▶ _AIM OF THE EXERCISE_: Tell how many lines include the string "background". Answer with a single number.

══ MATERIAL FOR THIS TASK

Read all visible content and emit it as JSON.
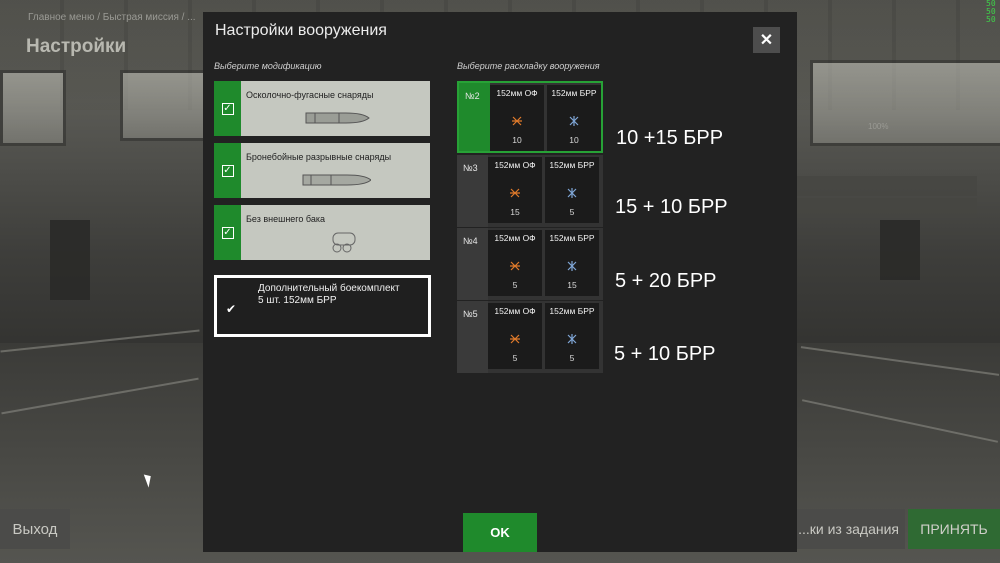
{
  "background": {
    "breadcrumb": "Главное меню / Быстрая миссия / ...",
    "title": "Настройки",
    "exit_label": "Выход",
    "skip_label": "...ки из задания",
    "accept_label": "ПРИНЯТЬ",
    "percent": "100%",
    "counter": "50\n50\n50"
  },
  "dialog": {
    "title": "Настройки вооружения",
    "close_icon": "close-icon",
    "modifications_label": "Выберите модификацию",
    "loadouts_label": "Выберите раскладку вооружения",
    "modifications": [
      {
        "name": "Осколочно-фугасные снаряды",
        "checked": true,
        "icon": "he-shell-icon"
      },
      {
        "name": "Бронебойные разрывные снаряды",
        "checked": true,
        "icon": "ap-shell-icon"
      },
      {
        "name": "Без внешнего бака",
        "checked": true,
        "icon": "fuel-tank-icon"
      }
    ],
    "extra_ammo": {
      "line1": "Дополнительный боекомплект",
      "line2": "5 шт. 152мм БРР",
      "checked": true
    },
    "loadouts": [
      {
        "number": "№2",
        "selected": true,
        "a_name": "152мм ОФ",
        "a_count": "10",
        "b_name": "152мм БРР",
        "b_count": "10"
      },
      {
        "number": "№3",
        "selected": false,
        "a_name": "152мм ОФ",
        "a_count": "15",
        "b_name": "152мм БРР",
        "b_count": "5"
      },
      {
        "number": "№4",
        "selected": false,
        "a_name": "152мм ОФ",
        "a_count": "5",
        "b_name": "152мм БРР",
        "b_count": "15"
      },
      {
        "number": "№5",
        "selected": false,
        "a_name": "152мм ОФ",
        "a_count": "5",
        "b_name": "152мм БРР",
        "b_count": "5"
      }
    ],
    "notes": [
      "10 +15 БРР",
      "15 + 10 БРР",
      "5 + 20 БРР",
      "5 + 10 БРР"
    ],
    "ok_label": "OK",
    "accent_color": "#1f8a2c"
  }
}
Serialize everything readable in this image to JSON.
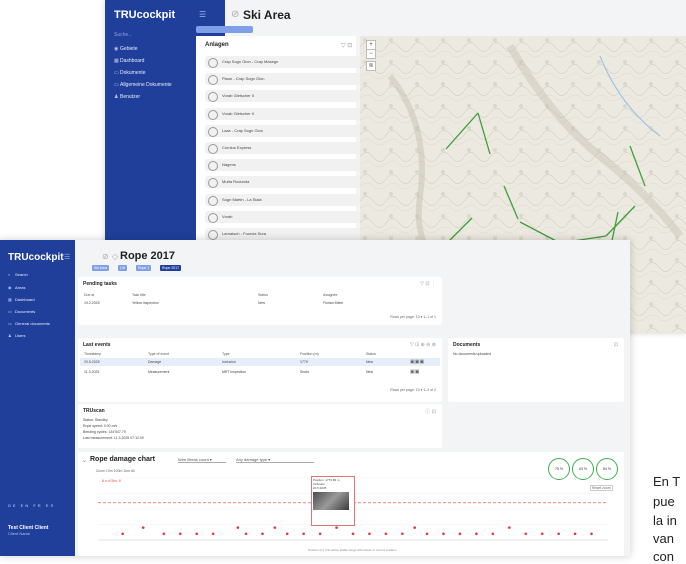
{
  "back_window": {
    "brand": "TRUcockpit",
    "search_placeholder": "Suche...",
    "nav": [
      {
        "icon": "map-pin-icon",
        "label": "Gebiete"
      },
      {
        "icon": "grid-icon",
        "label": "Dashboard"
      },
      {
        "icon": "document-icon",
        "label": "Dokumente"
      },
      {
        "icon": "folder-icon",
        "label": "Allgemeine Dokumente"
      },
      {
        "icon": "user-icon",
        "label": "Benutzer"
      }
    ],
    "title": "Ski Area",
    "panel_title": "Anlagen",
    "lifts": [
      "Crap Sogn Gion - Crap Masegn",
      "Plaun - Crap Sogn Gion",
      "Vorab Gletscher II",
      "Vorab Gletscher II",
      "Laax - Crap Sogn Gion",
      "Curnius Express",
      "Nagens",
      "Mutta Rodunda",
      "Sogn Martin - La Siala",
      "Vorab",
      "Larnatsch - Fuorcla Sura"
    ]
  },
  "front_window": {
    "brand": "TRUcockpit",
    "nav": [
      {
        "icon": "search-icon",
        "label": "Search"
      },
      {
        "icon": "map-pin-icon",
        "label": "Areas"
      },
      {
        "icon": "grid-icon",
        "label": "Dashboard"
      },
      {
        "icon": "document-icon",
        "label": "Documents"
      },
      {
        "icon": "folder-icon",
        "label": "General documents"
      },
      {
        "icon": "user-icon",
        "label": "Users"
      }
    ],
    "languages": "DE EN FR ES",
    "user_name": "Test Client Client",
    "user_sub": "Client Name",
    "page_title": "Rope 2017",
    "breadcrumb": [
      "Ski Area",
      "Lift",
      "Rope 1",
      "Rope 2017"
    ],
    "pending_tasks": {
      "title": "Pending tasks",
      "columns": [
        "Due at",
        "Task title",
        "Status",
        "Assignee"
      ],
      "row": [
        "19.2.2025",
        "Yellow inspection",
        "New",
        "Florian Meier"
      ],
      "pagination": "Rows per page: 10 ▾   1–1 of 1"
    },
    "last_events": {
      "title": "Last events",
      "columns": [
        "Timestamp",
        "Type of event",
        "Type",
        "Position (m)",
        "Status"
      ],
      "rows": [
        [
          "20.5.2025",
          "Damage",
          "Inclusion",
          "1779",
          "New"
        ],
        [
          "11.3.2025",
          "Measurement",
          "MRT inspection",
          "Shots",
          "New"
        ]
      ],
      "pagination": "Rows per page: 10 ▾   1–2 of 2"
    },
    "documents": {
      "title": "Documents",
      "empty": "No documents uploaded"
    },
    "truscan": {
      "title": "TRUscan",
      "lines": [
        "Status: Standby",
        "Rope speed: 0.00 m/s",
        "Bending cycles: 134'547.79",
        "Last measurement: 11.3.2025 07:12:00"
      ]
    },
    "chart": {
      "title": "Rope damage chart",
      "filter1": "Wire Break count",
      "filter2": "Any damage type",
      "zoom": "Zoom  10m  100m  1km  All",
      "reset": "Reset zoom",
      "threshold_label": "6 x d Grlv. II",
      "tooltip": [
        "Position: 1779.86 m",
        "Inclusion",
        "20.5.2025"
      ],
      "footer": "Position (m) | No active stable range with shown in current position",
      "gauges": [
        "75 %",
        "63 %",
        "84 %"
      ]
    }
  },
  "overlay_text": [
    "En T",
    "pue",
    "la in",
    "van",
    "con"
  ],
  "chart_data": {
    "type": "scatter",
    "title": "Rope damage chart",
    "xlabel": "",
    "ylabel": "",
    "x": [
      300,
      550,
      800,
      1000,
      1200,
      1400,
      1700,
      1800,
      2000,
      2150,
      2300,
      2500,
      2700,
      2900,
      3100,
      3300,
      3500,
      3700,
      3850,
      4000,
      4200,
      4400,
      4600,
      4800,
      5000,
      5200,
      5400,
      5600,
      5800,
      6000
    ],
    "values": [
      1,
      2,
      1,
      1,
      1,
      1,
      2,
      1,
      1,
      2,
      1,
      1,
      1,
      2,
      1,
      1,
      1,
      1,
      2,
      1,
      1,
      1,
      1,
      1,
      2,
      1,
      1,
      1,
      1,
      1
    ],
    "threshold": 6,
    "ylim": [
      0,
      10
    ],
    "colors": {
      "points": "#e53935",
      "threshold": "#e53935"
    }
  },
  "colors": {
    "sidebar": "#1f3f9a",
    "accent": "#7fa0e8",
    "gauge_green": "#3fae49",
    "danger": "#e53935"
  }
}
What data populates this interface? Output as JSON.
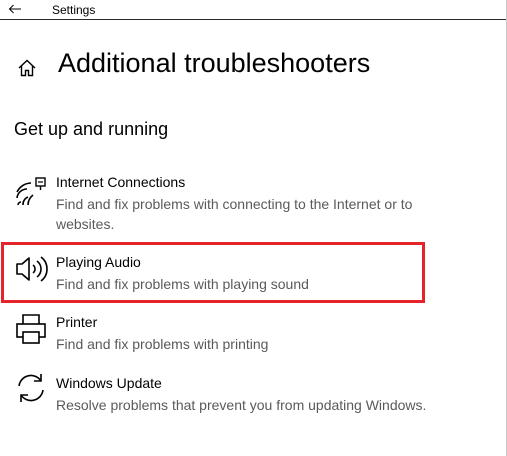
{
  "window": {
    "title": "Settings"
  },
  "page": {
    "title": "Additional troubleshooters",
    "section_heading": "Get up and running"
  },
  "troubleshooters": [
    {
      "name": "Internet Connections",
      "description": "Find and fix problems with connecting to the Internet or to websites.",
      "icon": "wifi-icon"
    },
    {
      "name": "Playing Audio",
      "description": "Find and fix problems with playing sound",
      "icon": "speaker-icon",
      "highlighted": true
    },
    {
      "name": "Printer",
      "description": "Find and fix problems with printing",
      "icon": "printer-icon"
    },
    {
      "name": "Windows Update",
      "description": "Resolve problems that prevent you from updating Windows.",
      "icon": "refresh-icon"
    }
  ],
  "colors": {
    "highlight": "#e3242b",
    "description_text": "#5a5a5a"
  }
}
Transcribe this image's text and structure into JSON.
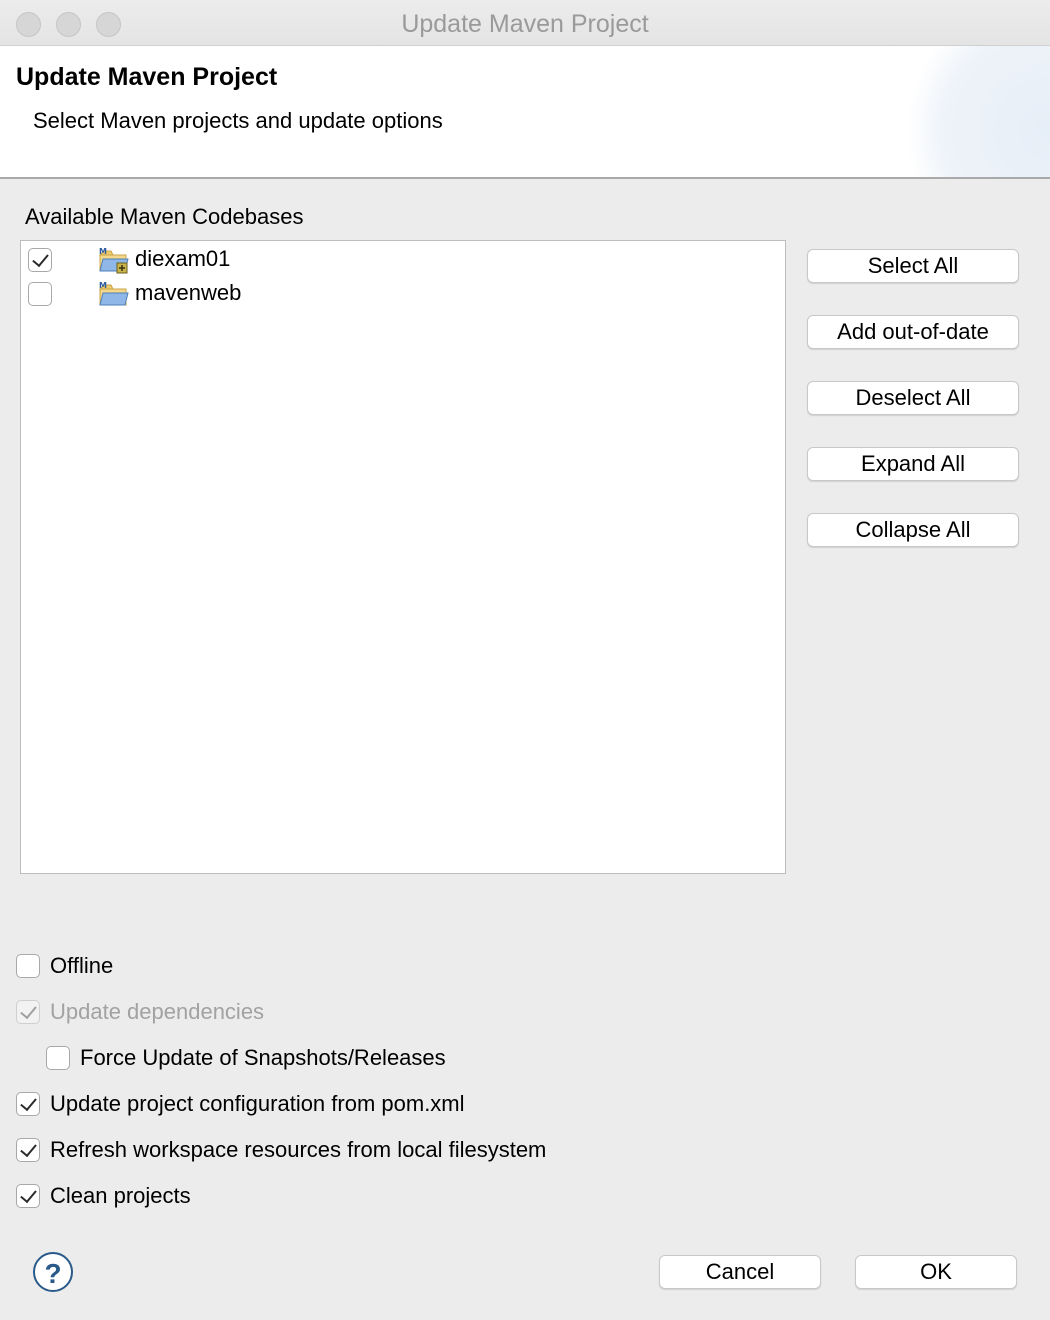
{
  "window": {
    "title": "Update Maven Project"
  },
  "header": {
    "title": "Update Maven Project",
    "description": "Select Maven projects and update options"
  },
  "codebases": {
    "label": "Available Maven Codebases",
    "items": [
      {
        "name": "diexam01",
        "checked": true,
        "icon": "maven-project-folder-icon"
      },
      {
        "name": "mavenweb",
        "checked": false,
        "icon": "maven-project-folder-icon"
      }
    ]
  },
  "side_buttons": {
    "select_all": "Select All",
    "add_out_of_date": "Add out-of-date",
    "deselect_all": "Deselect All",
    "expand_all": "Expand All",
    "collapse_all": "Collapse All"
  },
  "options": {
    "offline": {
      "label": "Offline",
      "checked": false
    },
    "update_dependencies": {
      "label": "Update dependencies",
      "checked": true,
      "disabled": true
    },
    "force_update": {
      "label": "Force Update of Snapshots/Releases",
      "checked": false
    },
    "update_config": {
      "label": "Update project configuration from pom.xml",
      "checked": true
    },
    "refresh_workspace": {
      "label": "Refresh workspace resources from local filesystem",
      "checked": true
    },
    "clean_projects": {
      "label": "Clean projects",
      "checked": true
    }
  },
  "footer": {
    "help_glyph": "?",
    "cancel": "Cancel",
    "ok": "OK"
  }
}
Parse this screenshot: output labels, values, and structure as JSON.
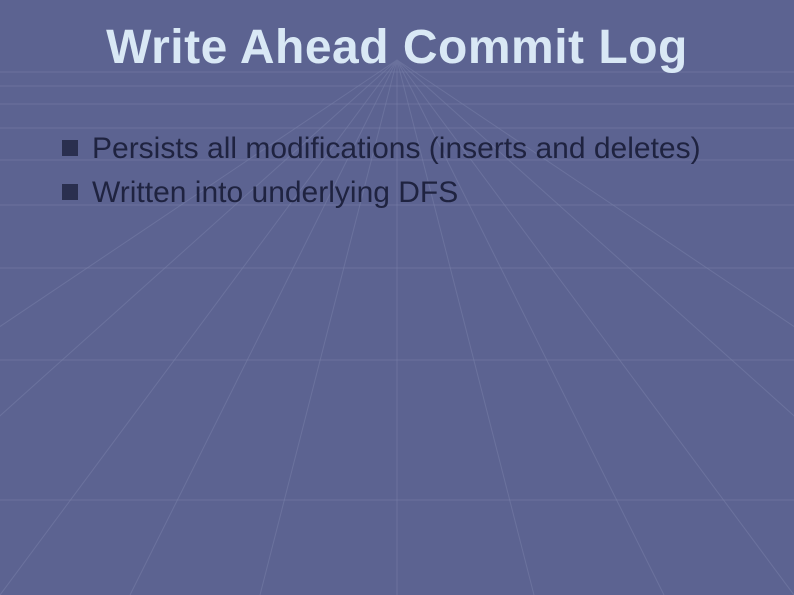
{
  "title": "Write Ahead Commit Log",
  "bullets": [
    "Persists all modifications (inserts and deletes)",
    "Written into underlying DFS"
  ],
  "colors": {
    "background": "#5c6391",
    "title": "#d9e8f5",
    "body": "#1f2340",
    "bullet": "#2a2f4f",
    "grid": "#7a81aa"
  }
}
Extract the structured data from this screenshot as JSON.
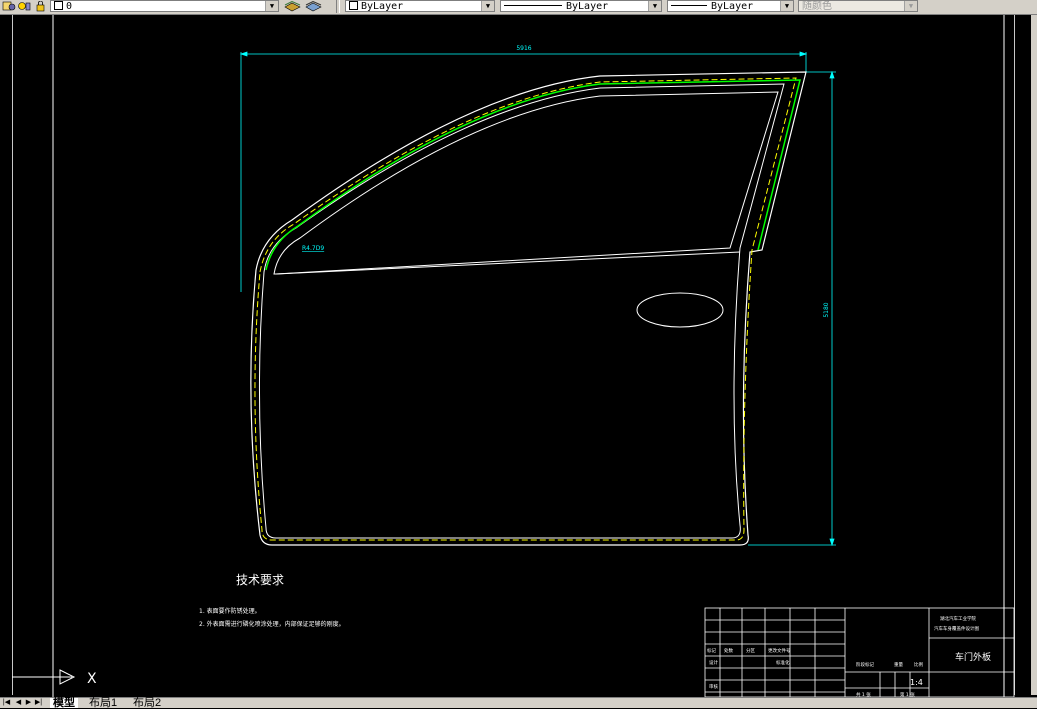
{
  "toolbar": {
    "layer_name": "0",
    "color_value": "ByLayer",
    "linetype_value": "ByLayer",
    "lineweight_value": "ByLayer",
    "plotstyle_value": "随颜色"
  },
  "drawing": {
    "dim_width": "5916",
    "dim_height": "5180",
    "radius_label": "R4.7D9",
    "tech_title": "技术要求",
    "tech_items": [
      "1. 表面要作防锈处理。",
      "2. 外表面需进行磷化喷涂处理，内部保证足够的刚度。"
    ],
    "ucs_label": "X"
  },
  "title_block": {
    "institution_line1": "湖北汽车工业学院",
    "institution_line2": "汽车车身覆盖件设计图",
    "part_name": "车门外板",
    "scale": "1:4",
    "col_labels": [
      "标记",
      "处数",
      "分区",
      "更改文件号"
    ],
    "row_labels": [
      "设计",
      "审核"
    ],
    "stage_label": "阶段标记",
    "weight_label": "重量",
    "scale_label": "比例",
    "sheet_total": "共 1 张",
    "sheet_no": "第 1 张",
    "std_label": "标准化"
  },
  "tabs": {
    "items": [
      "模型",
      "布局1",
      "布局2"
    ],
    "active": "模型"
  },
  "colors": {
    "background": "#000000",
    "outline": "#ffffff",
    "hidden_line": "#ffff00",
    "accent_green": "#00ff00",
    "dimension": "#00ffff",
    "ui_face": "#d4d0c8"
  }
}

════

▶ _EXERCISE RESPONSE_: 3